## Your objective
Reproduce exactly the lines beginning with the line that contains "Give me the" and ending at the final line of the material below.

[Stored data entries]
::::

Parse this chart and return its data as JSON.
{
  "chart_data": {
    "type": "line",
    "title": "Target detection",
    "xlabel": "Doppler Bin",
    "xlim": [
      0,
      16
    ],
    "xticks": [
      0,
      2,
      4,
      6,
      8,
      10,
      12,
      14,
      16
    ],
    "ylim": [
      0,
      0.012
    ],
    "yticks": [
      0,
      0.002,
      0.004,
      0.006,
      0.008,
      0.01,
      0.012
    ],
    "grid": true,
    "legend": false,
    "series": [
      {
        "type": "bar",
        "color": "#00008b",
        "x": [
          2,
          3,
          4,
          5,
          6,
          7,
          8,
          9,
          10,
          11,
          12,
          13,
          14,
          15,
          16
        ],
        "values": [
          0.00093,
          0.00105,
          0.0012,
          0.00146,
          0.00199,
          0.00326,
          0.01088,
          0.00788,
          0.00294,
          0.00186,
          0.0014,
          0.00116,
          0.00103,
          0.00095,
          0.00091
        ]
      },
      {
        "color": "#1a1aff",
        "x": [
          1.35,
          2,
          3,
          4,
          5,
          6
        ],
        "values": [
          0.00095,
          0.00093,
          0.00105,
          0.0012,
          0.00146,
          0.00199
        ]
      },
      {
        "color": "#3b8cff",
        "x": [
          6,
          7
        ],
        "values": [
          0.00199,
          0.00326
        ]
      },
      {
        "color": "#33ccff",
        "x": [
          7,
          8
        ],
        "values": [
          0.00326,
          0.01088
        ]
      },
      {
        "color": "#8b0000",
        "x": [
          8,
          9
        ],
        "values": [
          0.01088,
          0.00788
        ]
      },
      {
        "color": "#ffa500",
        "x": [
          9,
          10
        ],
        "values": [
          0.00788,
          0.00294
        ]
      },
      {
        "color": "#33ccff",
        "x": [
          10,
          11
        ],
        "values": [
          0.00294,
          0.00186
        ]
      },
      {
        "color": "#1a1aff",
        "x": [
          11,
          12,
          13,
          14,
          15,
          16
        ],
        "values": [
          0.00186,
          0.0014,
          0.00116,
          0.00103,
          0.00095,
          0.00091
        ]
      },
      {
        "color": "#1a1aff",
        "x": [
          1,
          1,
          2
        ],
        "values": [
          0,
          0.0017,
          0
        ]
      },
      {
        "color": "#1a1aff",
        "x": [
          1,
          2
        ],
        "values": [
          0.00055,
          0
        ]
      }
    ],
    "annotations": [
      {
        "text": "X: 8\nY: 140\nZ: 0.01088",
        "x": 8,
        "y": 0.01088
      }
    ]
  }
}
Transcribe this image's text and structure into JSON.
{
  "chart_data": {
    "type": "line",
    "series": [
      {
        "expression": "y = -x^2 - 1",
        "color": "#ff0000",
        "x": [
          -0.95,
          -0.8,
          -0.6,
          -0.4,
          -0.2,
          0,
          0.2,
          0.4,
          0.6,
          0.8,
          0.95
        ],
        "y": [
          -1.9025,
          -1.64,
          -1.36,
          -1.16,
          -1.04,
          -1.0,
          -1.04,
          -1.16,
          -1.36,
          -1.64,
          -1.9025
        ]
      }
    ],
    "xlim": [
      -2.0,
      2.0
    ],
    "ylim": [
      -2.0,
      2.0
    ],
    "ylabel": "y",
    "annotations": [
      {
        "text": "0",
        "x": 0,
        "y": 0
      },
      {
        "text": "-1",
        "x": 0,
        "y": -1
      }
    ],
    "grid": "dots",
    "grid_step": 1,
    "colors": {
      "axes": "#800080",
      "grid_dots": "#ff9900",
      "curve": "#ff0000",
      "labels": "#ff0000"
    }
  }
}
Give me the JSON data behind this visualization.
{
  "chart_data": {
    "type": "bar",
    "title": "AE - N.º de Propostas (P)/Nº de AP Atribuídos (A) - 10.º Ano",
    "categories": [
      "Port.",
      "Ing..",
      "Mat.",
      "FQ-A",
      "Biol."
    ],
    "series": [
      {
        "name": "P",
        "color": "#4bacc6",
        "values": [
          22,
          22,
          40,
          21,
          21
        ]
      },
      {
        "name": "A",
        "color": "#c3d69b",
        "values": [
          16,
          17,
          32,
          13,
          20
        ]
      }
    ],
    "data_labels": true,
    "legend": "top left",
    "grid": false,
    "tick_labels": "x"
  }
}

::::

## Exercise answer
Give me the JSON data behind this visualization.
{
  "chart_data": {
    "type": "bar",
    "title": "AE - N.º de Propostas (P)/Nº de AP Atribuídos (A) - 10.º Ano",
    "categories": [
      "Port.",
      "Ing..",
      "Mat.",
      "FQ-A",
      "Biol."
    ],
    "series": [
      {
        "name": "P",
        "color": "#4bacc6",
        "values": [
          22,
          22,
          40,
          21,
          21
        ]
      },
      {
        "name": "A",
        "color": "#c3d69b",
        "values": [
          16,
          17,
          32,
          13,
          20
        ]
      }
    ],
    "data_labels": true,
    "legend": "top left",
    "grid": false,
    "tick_labels": "x"
  }
}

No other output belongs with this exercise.